Pictures don't belong in the copy; print all the records exactly.

Records for this task:
***

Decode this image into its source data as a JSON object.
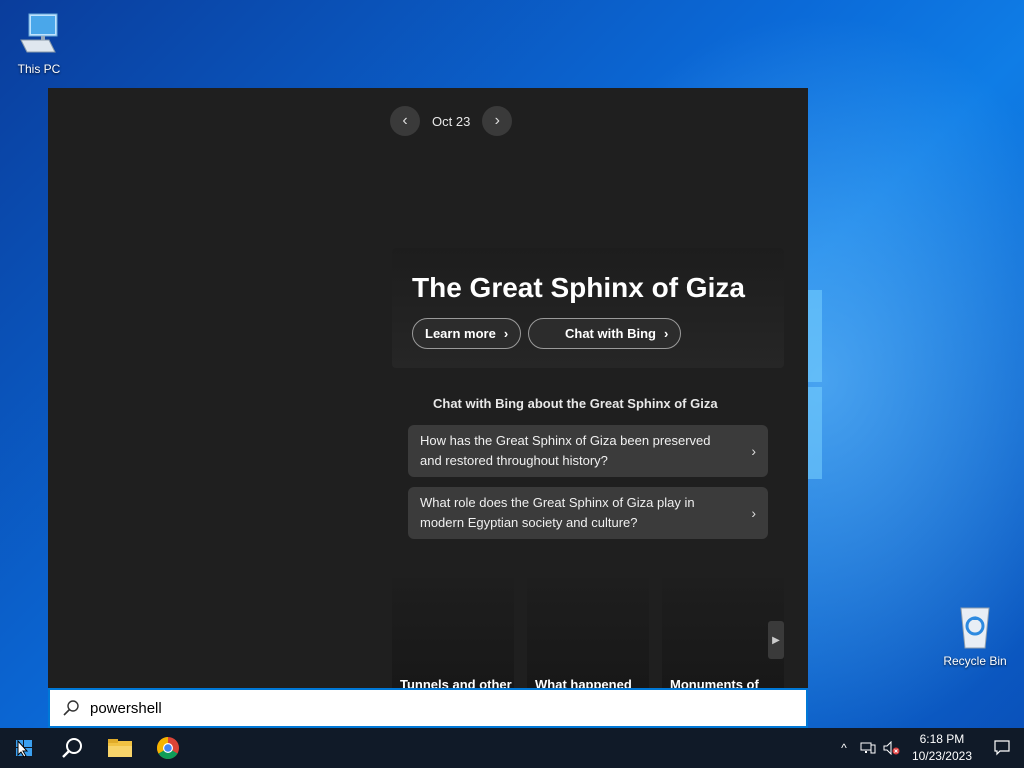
{
  "desktop": {
    "icons": [
      {
        "label": "This PC"
      },
      {
        "label": "Recycle Bin"
      }
    ]
  },
  "flyout": {
    "date_nav": {
      "label": "Oct 23",
      "prev_glyph": "‹",
      "next_glyph": "›"
    },
    "hero": {
      "title": "The Great Sphinx of Giza",
      "learn_more_label": "Learn more",
      "chat_label": "Chat with Bing"
    },
    "chat_heading": "Chat with Bing about the Great Sphinx of Giza",
    "questions": [
      {
        "text": "How has the Great Sphinx of Giza been preserved and restored throughout history?"
      },
      {
        "text": "What role does the Great Sphinx of Giza play in modern Egyptian society and culture?"
      }
    ],
    "tiles": [
      {
        "label": "Tunnels and other"
      },
      {
        "label": "What happened"
      },
      {
        "label": "Monuments of"
      }
    ]
  },
  "search": {
    "value": "powershell"
  },
  "taskbar": {
    "clock_time": "6:18 PM",
    "clock_date": "10/23/2023"
  },
  "colors": {
    "flyout_bg": "#1f1f1f",
    "taskbar_bg": "#101a28",
    "accent": "#0078d7"
  }
}
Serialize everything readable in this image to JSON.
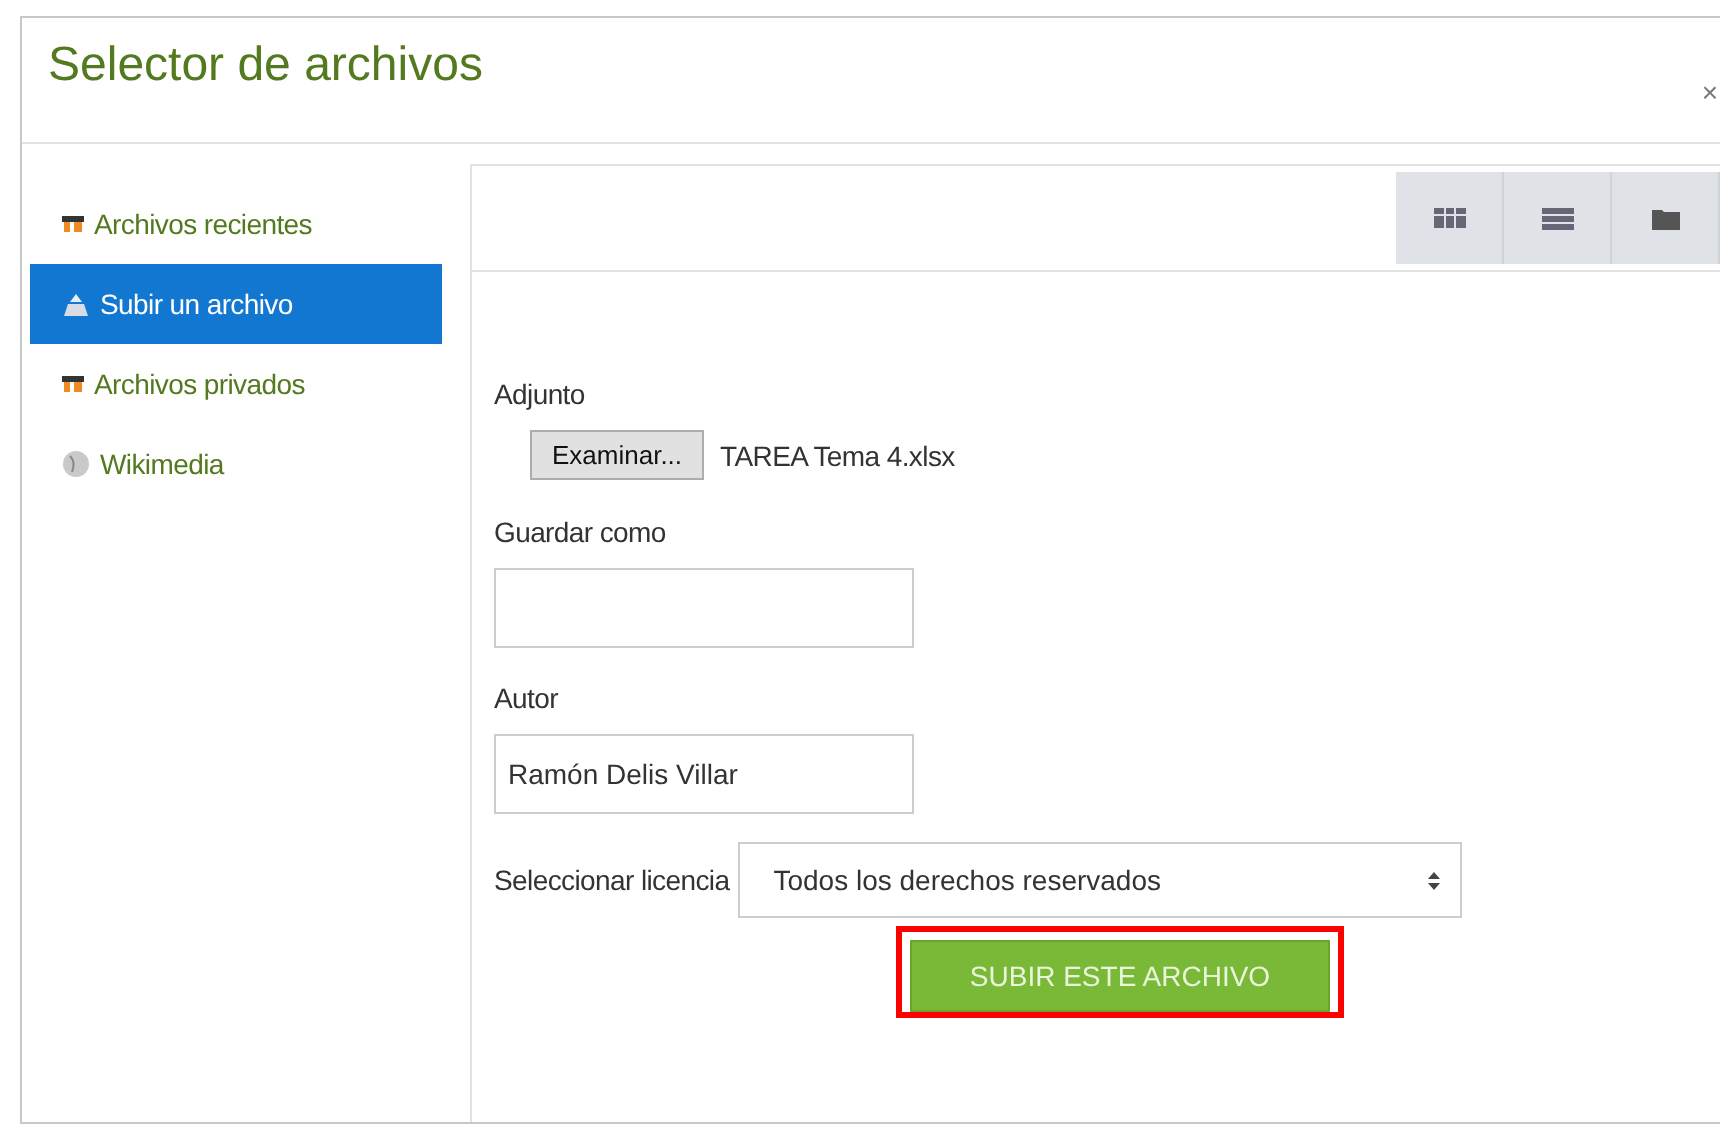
{
  "window": {
    "title": "Selector de archivos",
    "close": "×"
  },
  "sidebar": {
    "items": [
      {
        "label": "Archivos recientes",
        "kind": "recent",
        "selected": false
      },
      {
        "label": "Subir un archivo",
        "kind": "upload",
        "selected": true
      },
      {
        "label": "Archivos privados",
        "kind": "private",
        "selected": false
      },
      {
        "label": "Wikimedia",
        "kind": "wikimedia",
        "selected": false
      }
    ]
  },
  "toolbar": {
    "views": [
      {
        "kind": "icons"
      },
      {
        "kind": "list"
      },
      {
        "kind": "tree"
      }
    ]
  },
  "form": {
    "attachment": {
      "label": "Adjunto",
      "button": "Examinar...",
      "file": "TAREA Tema 4.xlsx"
    },
    "save_as": {
      "label": "Guardar como"
    },
    "author": {
      "label": "Autor",
      "value": "Ramón Delis Villar"
    },
    "license": {
      "label": "Seleccionar licencia",
      "value": "Todos los derechos reservados"
    },
    "submit": {
      "label": "SUBIR ESTE ARCHIVO",
      "highlighted": true
    }
  }
}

***

Exercise answer:
Decode this image into its source data as a JSON object.
{
  "desktop": {
    "icons": [
      {
        "label": "This PC"
      },
      {
        "label": "Recycle Bin"
      }
    ]
  },
  "flyout": {
    "date_nav": {
      "label": "Oct 23",
      "prev_glyph": "‹",
      "next_glyph": "›"
    },
    "hero": {
      "title": "The Great Sphinx of Giza",
      "learn_more_label": "Learn more",
      "chat_label": "Chat with Bing"
    },
    "chat_heading": "Chat with Bing about the Great Sphinx of Giza",
    "questions": [
      {
        "text": "How has the Great Sphinx of Giza been preserved and restored throughout history?"
      },
      {
        "text": "What role does the Great Sphinx of Giza play in modern Egyptian society and culture?"
      }
    ],
    "tiles": [
      {
        "label": "Tunnels and other"
      },
      {
        "label": "What happened"
      },
      {
        "label": "Monuments of"
      }
    ]
  },
  "search": {
    "value": "powershell"
  },
  "taskbar": {
    "clock_time": "6:18 PM",
    "clock_date": "10/23/2023"
  },
  "colors": {
    "flyout_bg": "#1f1f1f",
    "taskbar_bg": "#101a28",
    "accent": "#0078d7"
  }
}
Serialize everything readable in this image to JSON.
{
  "window": {
    "title": "Selector de archivos",
    "close": "×"
  },
  "sidebar": {
    "items": [
      {
        "label": "Archivos recientes",
        "kind": "recent",
        "selected": false
      },
      {
        "label": "Subir un archivo",
        "kind": "upload",
        "selected": true
      },
      {
        "label": "Archivos privados",
        "kind": "private",
        "selected": false
      },
      {
        "label": "Wikimedia",
        "kind": "wikimedia",
        "selected": false
      }
    ]
  },
  "toolbar": {
    "views": [
      {
        "kind": "icons"
      },
      {
        "kind": "list"
      },
      {
        "kind": "tree"
      }
    ]
  },
  "form": {
    "attachment": {
      "label": "Adjunto",
      "button": "Examinar...",
      "file": "TAREA Tema 4.xlsx"
    },
    "save_as": {
      "label": "Guardar como"
    },
    "author": {
      "label": "Autor",
      "value": "Ramón Delis Villar"
    },
    "license": {
      "label": "Seleccionar licencia",
      "value": "Todos los derechos reservados"
    },
    "submit": {
      "label": "SUBIR ESTE ARCHIVO",
      "highlighted": true
    }
  }
}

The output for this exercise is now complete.